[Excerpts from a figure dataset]
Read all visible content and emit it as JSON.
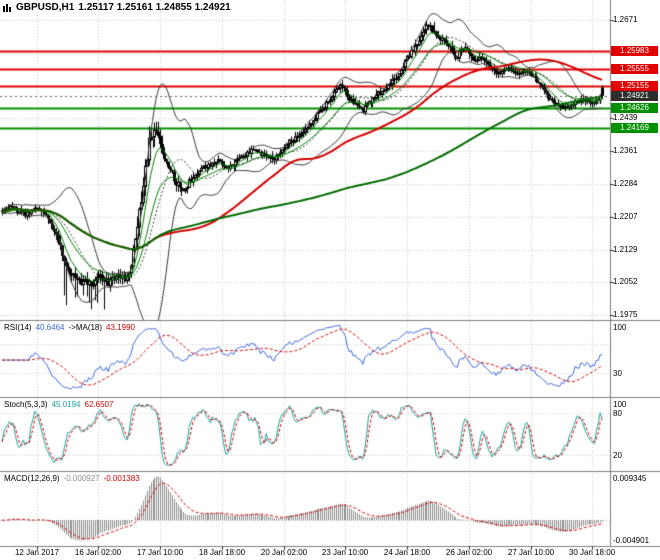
{
  "window": {
    "symbol_title": "GBPUSD,H1",
    "ohlc_text": "1.25117 1.25161 1.24855 1.24921"
  },
  "colors": {
    "background": "#ffffff",
    "grid": "#c8c8c8",
    "separator": "#7f7f7f",
    "text": "#000000",
    "candle_outline": "#000000",
    "bull_fill": "#ffffff",
    "bear_fill": "#000000",
    "bollinger": "#3a3a3a",
    "ma_red": "#d40000",
    "ma_green_fast": "#008000",
    "ma_green_slow": "#006b00",
    "resistance_line": "#e00000",
    "support_line": "#009000",
    "current_badge": "#2d2d2d",
    "rsi_line": "#4169e1",
    "rsi_ma_line": "#d40000",
    "stoch_k_line": "#1fa39b",
    "stoch_d_line": "#d40000",
    "macd_histogram": "#8e8e8e",
    "macd_signal_line": "#d40000"
  },
  "chart_data": {
    "type": "candlestick",
    "symbol": "GBPUSD",
    "timeframe": "H1",
    "bars": 312,
    "current_ohlc": {
      "open": 1.25117,
      "high": 1.25161,
      "low": 1.24855,
      "close": 1.24921
    },
    "levels": {
      "resistance": [
        "1.25983",
        "1.25555",
        "1.25155"
      ],
      "current": "1.24921",
      "support": [
        "1.24626",
        "1.24169"
      ]
    },
    "y_axis_labels": [
      "1.2671",
      "1.2594",
      "1.2516",
      "1.2439",
      "1.2361",
      "1.2284",
      "1.2207",
      "1.2129",
      "1.2052",
      "1.1975"
    ],
    "x_axis_labels": [
      "12 Jan 2017",
      "16 Jan 02:00",
      "17 Jan 10:00",
      "18 Jan 18:00",
      "20 Jan 02:00",
      "23 Jan 10:00",
      "24 Jan 18:00",
      "26 Jan 02:00",
      "27 Jan 10:00",
      "30 Jan 18:00"
    ],
    "x_tick_bars": [
      18,
      50,
      82,
      114,
      146,
      178,
      210,
      242,
      274,
      306
    ],
    "price_path": [
      [
        0.0,
        1.2218
      ],
      [
        0.018,
        1.223
      ],
      [
        0.04,
        1.2212
      ],
      [
        0.06,
        1.2228
      ],
      [
        0.082,
        1.22
      ],
      [
        0.095,
        1.2152
      ],
      [
        0.11,
        1.2092
      ],
      [
        0.125,
        1.206
      ],
      [
        0.15,
        1.2046
      ],
      [
        0.165,
        1.2066
      ],
      [
        0.18,
        1.2052
      ],
      [
        0.195,
        1.2072
      ],
      [
        0.21,
        1.2062
      ],
      [
        0.218,
        1.2092
      ],
      [
        0.228,
        1.218
      ],
      [
        0.238,
        1.2302
      ],
      [
        0.248,
        1.2392
      ],
      [
        0.256,
        1.241
      ],
      [
        0.266,
        1.2372
      ],
      [
        0.278,
        1.233
      ],
      [
        0.292,
        1.2284
      ],
      [
        0.306,
        1.2272
      ],
      [
        0.322,
        1.2304
      ],
      [
        0.342,
        1.2324
      ],
      [
        0.362,
        1.234
      ],
      [
        0.378,
        1.2318
      ],
      [
        0.398,
        1.2344
      ],
      [
        0.418,
        1.2364
      ],
      [
        0.438,
        1.2352
      ],
      [
        0.456,
        1.2342
      ],
      [
        0.472,
        1.2374
      ],
      [
        0.492,
        1.2394
      ],
      [
        0.512,
        1.2424
      ],
      [
        0.532,
        1.2456
      ],
      [
        0.552,
        1.2494
      ],
      [
        0.566,
        1.252
      ],
      [
        0.582,
        1.2482
      ],
      [
        0.602,
        1.2458
      ],
      [
        0.622,
        1.249
      ],
      [
        0.642,
        1.2514
      ],
      [
        0.662,
        1.2544
      ],
      [
        0.682,
        1.2594
      ],
      [
        0.7,
        1.2632
      ],
      [
        0.71,
        1.2656
      ],
      [
        0.72,
        1.2646
      ],
      [
        0.732,
        1.2626
      ],
      [
        0.745,
        1.2606
      ],
      [
        0.758,
        1.2584
      ],
      [
        0.772,
        1.2604
      ],
      [
        0.786,
        1.2574
      ],
      [
        0.8,
        1.2584
      ],
      [
        0.814,
        1.2556
      ],
      [
        0.828,
        1.2546
      ],
      [
        0.842,
        1.256
      ],
      [
        0.856,
        1.2542
      ],
      [
        0.87,
        1.2554
      ],
      [
        0.884,
        1.2538
      ],
      [
        0.898,
        1.252
      ],
      [
        0.91,
        1.2488
      ],
      [
        0.925,
        1.2472
      ],
      [
        0.94,
        1.2462
      ],
      [
        0.955,
        1.2476
      ],
      [
        0.97,
        1.2482
      ],
      [
        0.985,
        1.2474
      ],
      [
        1.0,
        1.2492
      ]
    ],
    "volatility": [
      [
        0,
        0.001
      ],
      [
        0.09,
        0.0013
      ],
      [
        0.1,
        0.0018
      ],
      [
        0.21,
        0.0018
      ],
      [
        0.23,
        0.0034
      ],
      [
        0.26,
        0.003
      ],
      [
        0.28,
        0.0016
      ],
      [
        0.35,
        0.0011
      ],
      [
        0.55,
        0.0011
      ],
      [
        0.66,
        0.0013
      ],
      [
        0.73,
        0.0014
      ],
      [
        0.8,
        0.0011
      ],
      [
        0.9,
        0.001
      ],
      [
        1,
        0.0009
      ]
    ],
    "wick_events": [
      {
        "from": 0.1,
        "to": 0.19,
        "low": 1.1988,
        "prob": 0.22
      },
      {
        "from": 0.12,
        "to": 0.165,
        "low": 1.2004,
        "prob": 0.3
      },
      {
        "from": 0.7,
        "to": 0.718,
        "high": 1.267,
        "prob": 0.6
      },
      {
        "from": 0.928,
        "to": 0.952,
        "low": 1.2448,
        "prob": 0.3
      }
    ],
    "indicators": {
      "rsi": {
        "name": "RSI(14)",
        "value": "40.6464",
        "ma_name": "->MA(18)",
        "ma_value": "43.1990",
        "scale_labels": [
          "100",
          "30"
        ],
        "scale_values": [
          100,
          30
        ],
        "level_lines": [
          30,
          70
        ]
      },
      "stoch": {
        "name": "Stoch(5,3,3)",
        "k_value": "45.0194",
        "d_value": "62.6507",
        "scale_labels": [
          "100",
          "80",
          "20"
        ],
        "scale_values": [
          100,
          80,
          20
        ],
        "level_lines": [
          20,
          80
        ]
      },
      "macd": {
        "name": "MACD(12,26,9)",
        "value": "-0.000927",
        "signal_value": "-0.001383",
        "scale_labels": [
          "0.009345",
          "-0.004901"
        ],
        "axis_max": 0.009345,
        "axis_min": -0.004901
      }
    }
  }
}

PROBLEM DETAILS: Repeat every record precisely. Any picture among them stays out of the copy.

SOLVED EXERCISE:
Read all visible content and emit it as JSON.
{
  "window": {
    "symbol_title": "GBPUSD,H1",
    "ohlc_text": "1.25117 1.25161 1.24855 1.24921"
  },
  "colors": {
    "background": "#ffffff",
    "grid": "#c8c8c8",
    "separator": "#7f7f7f",
    "text": "#000000",
    "candle_outline": "#000000",
    "bull_fill": "#ffffff",
    "bear_fill": "#000000",
    "bollinger": "#3a3a3a",
    "ma_red": "#d40000",
    "ma_green_fast": "#008000",
    "ma_green_slow": "#006b00",
    "resistance_line": "#e00000",
    "support_line": "#009000",
    "current_badge": "#2d2d2d",
    "rsi_line": "#4169e1",
    "rsi_ma_line": "#d40000",
    "stoch_k_line": "#1fa39b",
    "stoch_d_line": "#d40000",
    "macd_histogram": "#8e8e8e",
    "macd_signal_line": "#d40000"
  },
  "chart_data": {
    "type": "candlestick",
    "symbol": "GBPUSD",
    "timeframe": "H1",
    "bars": 312,
    "current_ohlc": {
      "open": 1.25117,
      "high": 1.25161,
      "low": 1.24855,
      "close": 1.24921
    },
    "levels": {
      "resistance": [
        "1.25983",
        "1.25555",
        "1.25155"
      ],
      "current": "1.24921",
      "support": [
        "1.24626",
        "1.24169"
      ]
    },
    "y_axis_labels": [
      "1.2671",
      "1.2594",
      "1.2516",
      "1.2439",
      "1.2361",
      "1.2284",
      "1.2207",
      "1.2129",
      "1.2052",
      "1.1975"
    ],
    "x_axis_labels": [
      "12 Jan 2017",
      "16 Jan 02:00",
      "17 Jan 10:00",
      "18 Jan 18:00",
      "20 Jan 02:00",
      "23 Jan 10:00",
      "24 Jan 18:00",
      "26 Jan 02:00",
      "27 Jan 10:00",
      "30 Jan 18:00"
    ],
    "x_tick_bars": [
      18,
      50,
      82,
      114,
      146,
      178,
      210,
      242,
      274,
      306
    ],
    "price_path": [
      [
        0.0,
        1.2218
      ],
      [
        0.018,
        1.223
      ],
      [
        0.04,
        1.2212
      ],
      [
        0.06,
        1.2228
      ],
      [
        0.082,
        1.22
      ],
      [
        0.095,
        1.2152
      ],
      [
        0.11,
        1.2092
      ],
      [
        0.125,
        1.206
      ],
      [
        0.15,
        1.2046
      ],
      [
        0.165,
        1.2066
      ],
      [
        0.18,
        1.2052
      ],
      [
        0.195,
        1.2072
      ],
      [
        0.21,
        1.2062
      ],
      [
        0.218,
        1.2092
      ],
      [
        0.228,
        1.218
      ],
      [
        0.238,
        1.2302
      ],
      [
        0.248,
        1.2392
      ],
      [
        0.256,
        1.241
      ],
      [
        0.266,
        1.2372
      ],
      [
        0.278,
        1.233
      ],
      [
        0.292,
        1.2284
      ],
      [
        0.306,
        1.2272
      ],
      [
        0.322,
        1.2304
      ],
      [
        0.342,
        1.2324
      ],
      [
        0.362,
        1.234
      ],
      [
        0.378,
        1.2318
      ],
      [
        0.398,
        1.2344
      ],
      [
        0.418,
        1.2364
      ],
      [
        0.438,
        1.2352
      ],
      [
        0.456,
        1.2342
      ],
      [
        0.472,
        1.2374
      ],
      [
        0.492,
        1.2394
      ],
      [
        0.512,
        1.2424
      ],
      [
        0.532,
        1.2456
      ],
      [
        0.552,
        1.2494
      ],
      [
        0.566,
        1.252
      ],
      [
        0.582,
        1.2482
      ],
      [
        0.602,
        1.2458
      ],
      [
        0.622,
        1.249
      ],
      [
        0.642,
        1.2514
      ],
      [
        0.662,
        1.2544
      ],
      [
        0.682,
        1.2594
      ],
      [
        0.7,
        1.2632
      ],
      [
        0.71,
        1.2656
      ],
      [
        0.72,
        1.2646
      ],
      [
        0.732,
        1.2626
      ],
      [
        0.745,
        1.2606
      ],
      [
        0.758,
        1.2584
      ],
      [
        0.772,
        1.2604
      ],
      [
        0.786,
        1.2574
      ],
      [
        0.8,
        1.2584
      ],
      [
        0.814,
        1.2556
      ],
      [
        0.828,
        1.2546
      ],
      [
        0.842,
        1.256
      ],
      [
        0.856,
        1.2542
      ],
      [
        0.87,
        1.2554
      ],
      [
        0.884,
        1.2538
      ],
      [
        0.898,
        1.252
      ],
      [
        0.91,
        1.2488
      ],
      [
        0.925,
        1.2472
      ],
      [
        0.94,
        1.2462
      ],
      [
        0.955,
        1.2476
      ],
      [
        0.97,
        1.2482
      ],
      [
        0.985,
        1.2474
      ],
      [
        1.0,
        1.2492
      ]
    ],
    "volatility": [
      [
        0,
        0.001
      ],
      [
        0.09,
        0.0013
      ],
      [
        0.1,
        0.0018
      ],
      [
        0.21,
        0.0018
      ],
      [
        0.23,
        0.0034
      ],
      [
        0.26,
        0.003
      ],
      [
        0.28,
        0.0016
      ],
      [
        0.35,
        0.0011
      ],
      [
        0.55,
        0.0011
      ],
      [
        0.66,
        0.0013
      ],
      [
        0.73,
        0.0014
      ],
      [
        0.8,
        0.0011
      ],
      [
        0.9,
        0.001
      ],
      [
        1,
        0.0009
      ]
    ],
    "wick_events": [
      {
        "from": 0.1,
        "to": 0.19,
        "low": 1.1988,
        "prob": 0.22
      },
      {
        "from": 0.12,
        "to": 0.165,
        "low": 1.2004,
        "prob": 0.3
      },
      {
        "from": 0.7,
        "to": 0.718,
        "high": 1.267,
        "prob": 0.6
      },
      {
        "from": 0.928,
        "to": 0.952,
        "low": 1.2448,
        "prob": 0.3
      }
    ],
    "indicators": {
      "rsi": {
        "name": "RSI(14)",
        "value": "40.6464",
        "ma_name": "->MA(18)",
        "ma_value": "43.1990",
        "scale_labels": [
          "100",
          "30"
        ],
        "scale_values": [
          100,
          30
        ],
        "level_lines": [
          30,
          70
        ]
      },
      "stoch": {
        "name": "Stoch(5,3,3)",
        "k_value": "45.0194",
        "d_value": "62.6507",
        "scale_labels": [
          "100",
          "80",
          "20"
        ],
        "scale_values": [
          100,
          80,
          20
        ],
        "level_lines": [
          20,
          80
        ]
      },
      "macd": {
        "name": "MACD(12,26,9)",
        "value": "-0.000927",
        "signal_value": "-0.001383",
        "scale_labels": [
          "0.009345",
          "-0.004901"
        ],
        "axis_max": 0.009345,
        "axis_min": -0.004901
      }
    }
  }
}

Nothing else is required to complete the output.